SHORT EXERCISE: Extract every line of the material that holds the string "label".

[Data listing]
■ ■ ■ ■

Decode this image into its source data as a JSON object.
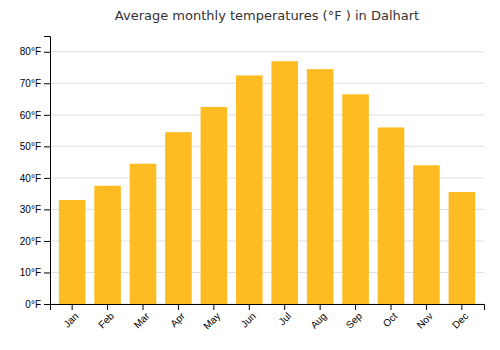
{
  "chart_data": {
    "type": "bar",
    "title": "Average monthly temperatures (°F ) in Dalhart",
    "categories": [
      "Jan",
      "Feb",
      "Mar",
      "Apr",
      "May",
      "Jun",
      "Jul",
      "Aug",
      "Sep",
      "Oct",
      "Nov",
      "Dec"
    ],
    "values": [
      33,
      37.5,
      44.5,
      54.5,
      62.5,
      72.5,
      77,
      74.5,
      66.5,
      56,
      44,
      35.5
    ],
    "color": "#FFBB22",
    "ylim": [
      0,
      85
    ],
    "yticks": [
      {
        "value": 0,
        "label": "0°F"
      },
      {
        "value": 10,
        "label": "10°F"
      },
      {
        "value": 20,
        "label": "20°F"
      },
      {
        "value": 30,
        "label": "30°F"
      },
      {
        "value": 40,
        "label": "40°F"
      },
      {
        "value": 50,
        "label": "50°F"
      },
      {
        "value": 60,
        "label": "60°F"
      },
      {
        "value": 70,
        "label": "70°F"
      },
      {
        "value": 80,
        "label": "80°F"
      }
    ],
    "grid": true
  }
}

■ ■ ■ ■

EXPECTED OUTPUT:
        "label": "0°F"
        "label": "10°F"
        "label": "20°F"
        "label": "30°F"
        "label": "40°F"
        "label": "50°F"
        "label": "60°F"
        "label": "70°F"
        "label": "80°F"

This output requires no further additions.